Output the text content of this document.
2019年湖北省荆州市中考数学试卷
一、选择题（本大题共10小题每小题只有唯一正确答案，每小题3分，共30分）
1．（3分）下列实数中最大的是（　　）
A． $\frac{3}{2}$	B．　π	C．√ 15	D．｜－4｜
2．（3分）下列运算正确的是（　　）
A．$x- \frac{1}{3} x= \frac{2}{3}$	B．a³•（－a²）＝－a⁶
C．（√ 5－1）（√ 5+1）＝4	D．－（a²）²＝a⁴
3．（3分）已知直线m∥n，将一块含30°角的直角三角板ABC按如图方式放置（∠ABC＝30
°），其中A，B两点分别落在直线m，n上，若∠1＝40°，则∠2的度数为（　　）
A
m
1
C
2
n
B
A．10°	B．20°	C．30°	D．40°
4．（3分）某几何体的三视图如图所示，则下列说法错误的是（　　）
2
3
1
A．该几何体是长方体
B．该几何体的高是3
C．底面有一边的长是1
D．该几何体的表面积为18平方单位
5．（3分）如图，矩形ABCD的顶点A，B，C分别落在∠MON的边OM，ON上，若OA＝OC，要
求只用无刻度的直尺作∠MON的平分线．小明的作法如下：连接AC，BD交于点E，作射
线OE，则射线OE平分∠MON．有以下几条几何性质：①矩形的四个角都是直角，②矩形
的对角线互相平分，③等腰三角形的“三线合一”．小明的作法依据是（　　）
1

DIRECTIONS FOR THIS TASK: Each record above should be output again exactly.

RESULT OF THE TASK:
Output the text content of this document.
2019年湖北省荆州市中考数学试卷
一、选择题（本大题共10小题每小题只有唯一正确答案，每小题3分，共30分）
1．（3分）下列实数中最大的是（　　）
A． $\frac{3}{2}$	B．　π	C．√ 15	D．｜－4｜
2．（3分）下列运算正确的是（　　）
A．$x- \frac{1}{3} x= \frac{2}{3}$	B．a³•（－a²）＝－a⁶
C．（√ 5－1）（√ 5+1）＝4	D．－（a²）²＝a⁴
3．（3分）已知直线m∥n，将一块含30°角的直角三角板ABC按如图方式放置（∠ABC＝30
°），其中A，B两点分别落在直线m，n上，若∠1＝40°，则∠2的度数为（　　）
A
m
1
C
2
n
B
A．10°	B．20°	C．30°	D．40°
4．（3分）某几何体的三视图如图所示，则下列说法错误的是（　　）
2
3
1
A．该几何体是长方体
B．该几何体的高是3
C．底面有一边的长是1
D．该几何体的表面积为18平方单位
5．（3分）如图，矩形ABCD的顶点A，B，C分别落在∠MON的边OM，ON上，若OA＝OC，要
求只用无刻度的直尺作∠MON的平分线．小明的作法如下：连接AC，BD交于点E，作射
线OE，则射线OE平分∠MON．有以下几条几何性质：①矩形的四个角都是直角，②矩形
的对角线互相平分，③等腰三角形的“三线合一”．小明的作法依据是（　　）
1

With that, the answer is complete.